- **Exercise task**
Copy each line that contains the string "JSON".

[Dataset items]
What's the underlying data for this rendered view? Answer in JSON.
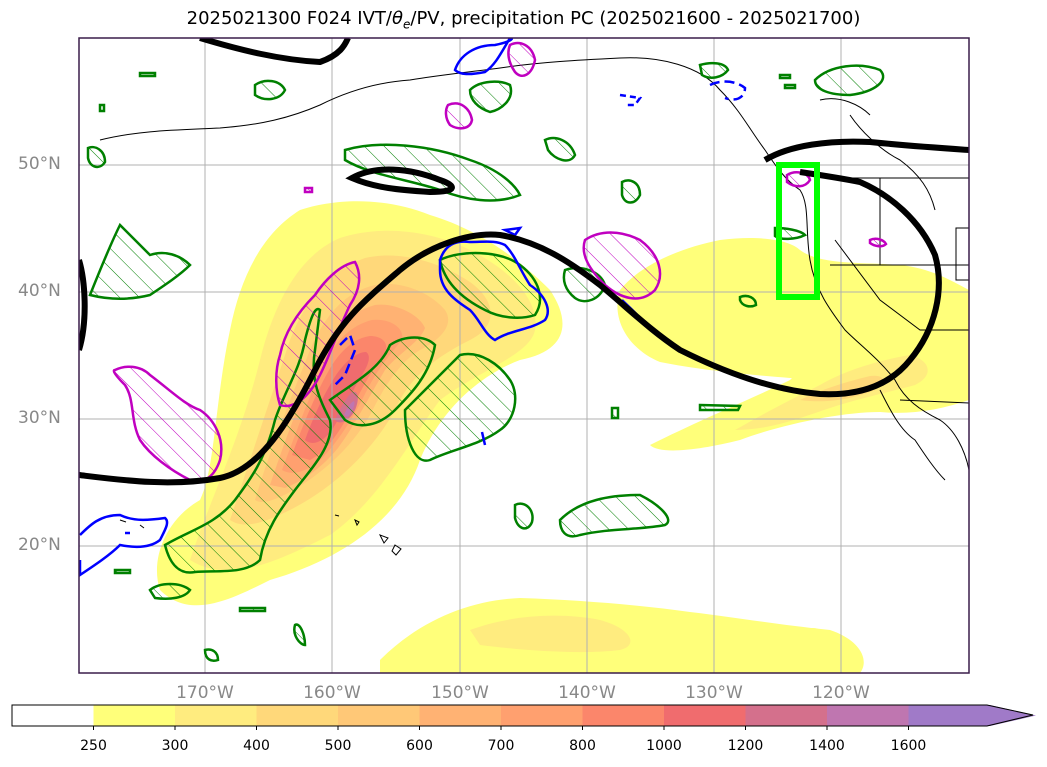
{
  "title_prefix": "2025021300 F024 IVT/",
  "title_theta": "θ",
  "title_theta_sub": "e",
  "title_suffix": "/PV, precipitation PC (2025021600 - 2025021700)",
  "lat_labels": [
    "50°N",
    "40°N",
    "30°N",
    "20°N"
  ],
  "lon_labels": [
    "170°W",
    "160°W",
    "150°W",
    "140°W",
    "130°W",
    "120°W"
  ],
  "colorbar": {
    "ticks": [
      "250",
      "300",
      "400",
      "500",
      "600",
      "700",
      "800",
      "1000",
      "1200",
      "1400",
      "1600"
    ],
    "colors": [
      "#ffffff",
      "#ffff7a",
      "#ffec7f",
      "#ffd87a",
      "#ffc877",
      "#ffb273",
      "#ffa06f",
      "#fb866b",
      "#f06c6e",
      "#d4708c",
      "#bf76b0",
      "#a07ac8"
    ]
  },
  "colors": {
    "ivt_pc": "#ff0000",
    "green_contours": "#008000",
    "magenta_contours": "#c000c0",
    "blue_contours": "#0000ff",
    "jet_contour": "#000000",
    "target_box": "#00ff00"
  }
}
---
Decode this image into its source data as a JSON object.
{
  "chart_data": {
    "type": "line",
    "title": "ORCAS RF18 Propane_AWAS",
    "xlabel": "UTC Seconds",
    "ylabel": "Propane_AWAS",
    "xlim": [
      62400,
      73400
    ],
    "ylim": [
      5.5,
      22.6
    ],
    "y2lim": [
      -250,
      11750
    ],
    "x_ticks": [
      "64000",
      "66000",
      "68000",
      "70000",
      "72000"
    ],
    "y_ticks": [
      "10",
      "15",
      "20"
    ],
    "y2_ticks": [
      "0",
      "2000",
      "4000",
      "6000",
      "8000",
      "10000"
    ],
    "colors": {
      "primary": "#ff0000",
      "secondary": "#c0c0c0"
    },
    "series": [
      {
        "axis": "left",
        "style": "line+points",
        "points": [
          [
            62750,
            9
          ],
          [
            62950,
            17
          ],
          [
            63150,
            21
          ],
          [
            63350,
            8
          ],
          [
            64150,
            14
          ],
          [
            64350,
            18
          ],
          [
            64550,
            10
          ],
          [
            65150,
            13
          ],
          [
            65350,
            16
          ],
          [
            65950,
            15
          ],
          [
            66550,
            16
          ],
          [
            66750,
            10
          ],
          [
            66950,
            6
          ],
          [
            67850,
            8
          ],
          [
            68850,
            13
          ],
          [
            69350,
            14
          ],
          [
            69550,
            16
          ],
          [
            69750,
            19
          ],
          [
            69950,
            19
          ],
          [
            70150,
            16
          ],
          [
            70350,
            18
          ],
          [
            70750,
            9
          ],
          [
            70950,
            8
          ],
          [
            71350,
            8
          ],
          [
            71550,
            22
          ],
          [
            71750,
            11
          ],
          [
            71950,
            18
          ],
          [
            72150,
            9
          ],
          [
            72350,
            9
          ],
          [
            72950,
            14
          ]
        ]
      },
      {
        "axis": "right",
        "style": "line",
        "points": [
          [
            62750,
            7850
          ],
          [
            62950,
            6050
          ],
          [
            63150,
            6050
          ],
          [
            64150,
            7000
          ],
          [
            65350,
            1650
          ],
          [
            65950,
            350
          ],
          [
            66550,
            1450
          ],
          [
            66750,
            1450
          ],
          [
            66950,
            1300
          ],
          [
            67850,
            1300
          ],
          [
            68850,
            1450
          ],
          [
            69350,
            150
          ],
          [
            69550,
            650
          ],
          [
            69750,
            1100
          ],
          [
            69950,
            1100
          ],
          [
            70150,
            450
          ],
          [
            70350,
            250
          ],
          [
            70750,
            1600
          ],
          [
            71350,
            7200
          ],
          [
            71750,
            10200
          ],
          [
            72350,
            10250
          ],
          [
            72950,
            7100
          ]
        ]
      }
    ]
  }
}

- **Result**
What's the underlying data for this rendered view? Answer in JSON.
Decode this image into its source data as a JSON object.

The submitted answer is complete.